• GIVEN PROBLEM:
Skip the pictures. Repeat everything else in the records word for word.

• DATA SHOWN:
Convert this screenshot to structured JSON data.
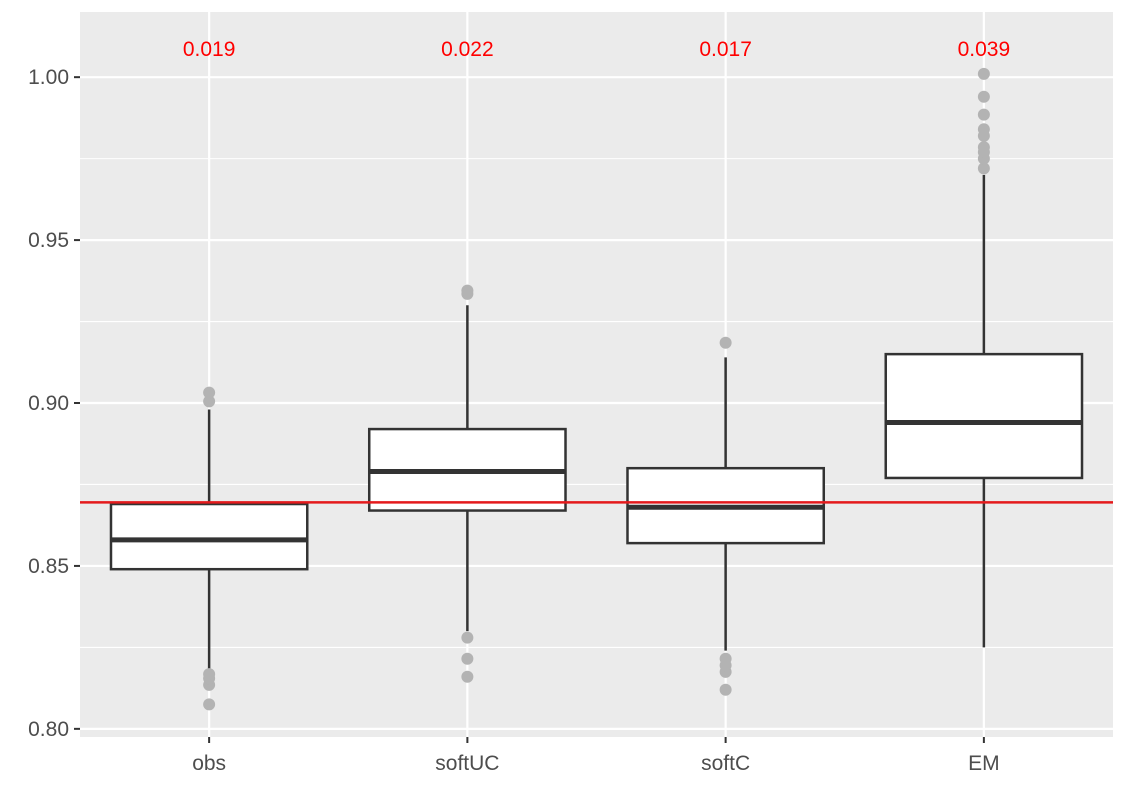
{
  "chart_data": {
    "type": "box",
    "title": "",
    "xlabel": "",
    "ylabel": "",
    "categories": [
      "obs",
      "softUC",
      "softC",
      "EM"
    ],
    "ylim": [
      0.7975,
      1.02
    ],
    "yticks": [
      0.8,
      0.85,
      0.9,
      0.95,
      1.0
    ],
    "ytick_labels": [
      "0.80",
      "0.85",
      "0.90",
      "0.95",
      "1.00"
    ],
    "grid": true,
    "reference_line": {
      "value": 0.8695,
      "color": "#e41a1c"
    },
    "boxes": [
      {
        "category": "obs",
        "lower_whisker": 0.818,
        "q1": 0.849,
        "median": 0.858,
        "q3": 0.869,
        "upper_whisker": 0.898,
        "outliers": [
          0.8075,
          0.8135,
          0.8155,
          0.8168,
          0.9005,
          0.9032
        ]
      },
      {
        "category": "softUC",
        "lower_whisker": 0.83,
        "q1": 0.867,
        "median": 0.879,
        "q3": 0.892,
        "upper_whisker": 0.93,
        "outliers": [
          0.816,
          0.8215,
          0.828,
          0.9335,
          0.9345
        ]
      },
      {
        "category": "softC",
        "lower_whisker": 0.824,
        "q1": 0.857,
        "median": 0.868,
        "q3": 0.88,
        "upper_whisker": 0.914,
        "outliers": [
          0.812,
          0.8175,
          0.8195,
          0.8215,
          0.9185
        ]
      },
      {
        "category": "EM",
        "lower_whisker": 0.825,
        "q1": 0.877,
        "median": 0.894,
        "q3": 0.915,
        "upper_whisker": 0.97,
        "outliers": [
          0.972,
          0.975,
          0.977,
          0.9785,
          0.982,
          0.984,
          0.9885,
          0.994,
          1.001
        ]
      }
    ],
    "annotations": [
      {
        "category": "obs",
        "text": "0.019"
      },
      {
        "category": "softUC",
        "text": "0.022"
      },
      {
        "category": "softC",
        "text": "0.017"
      },
      {
        "category": "EM",
        "text": "0.039"
      }
    ],
    "colors": {
      "panel": "#ebebeb",
      "grid": "#ffffff",
      "box_fill": "#ffffff",
      "box_stroke": "#333333",
      "outlier": "#b3b3b3",
      "annotation": "#ff0000",
      "tick_text": "#4d4d4d"
    }
  }
}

• COMPLETE RESPONSE:
Convert this screenshot to structured JSON data.
{
  "chart_data": {
    "type": "box",
    "title": "",
    "xlabel": "",
    "ylabel": "",
    "categories": [
      "obs",
      "softUC",
      "softC",
      "EM"
    ],
    "ylim": [
      0.7975,
      1.02
    ],
    "yticks": [
      0.8,
      0.85,
      0.9,
      0.95,
      1.0
    ],
    "ytick_labels": [
      "0.80",
      "0.85",
      "0.90",
      "0.95",
      "1.00"
    ],
    "grid": true,
    "reference_line": {
      "value": 0.8695,
      "color": "#e41a1c"
    },
    "boxes": [
      {
        "category": "obs",
        "lower_whisker": 0.818,
        "q1": 0.849,
        "median": 0.858,
        "q3": 0.869,
        "upper_whisker": 0.898,
        "outliers": [
          0.8075,
          0.8135,
          0.8155,
          0.8168,
          0.9005,
          0.9032
        ]
      },
      {
        "category": "softUC",
        "lower_whisker": 0.83,
        "q1": 0.867,
        "median": 0.879,
        "q3": 0.892,
        "upper_whisker": 0.93,
        "outliers": [
          0.816,
          0.8215,
          0.828,
          0.9335,
          0.9345
        ]
      },
      {
        "category": "softC",
        "lower_whisker": 0.824,
        "q1": 0.857,
        "median": 0.868,
        "q3": 0.88,
        "upper_whisker": 0.914,
        "outliers": [
          0.812,
          0.8175,
          0.8195,
          0.8215,
          0.9185
        ]
      },
      {
        "category": "EM",
        "lower_whisker": 0.825,
        "q1": 0.877,
        "median": 0.894,
        "q3": 0.915,
        "upper_whisker": 0.97,
        "outliers": [
          0.972,
          0.975,
          0.977,
          0.9785,
          0.982,
          0.984,
          0.9885,
          0.994,
          1.001
        ]
      }
    ],
    "annotations": [
      {
        "category": "obs",
        "text": "0.019"
      },
      {
        "category": "softUC",
        "text": "0.022"
      },
      {
        "category": "softC",
        "text": "0.017"
      },
      {
        "category": "EM",
        "text": "0.039"
      }
    ],
    "colors": {
      "panel": "#ebebeb",
      "grid": "#ffffff",
      "box_fill": "#ffffff",
      "box_stroke": "#333333",
      "outlier": "#b3b3b3",
      "annotation": "#ff0000",
      "tick_text": "#4d4d4d"
    }
  }
}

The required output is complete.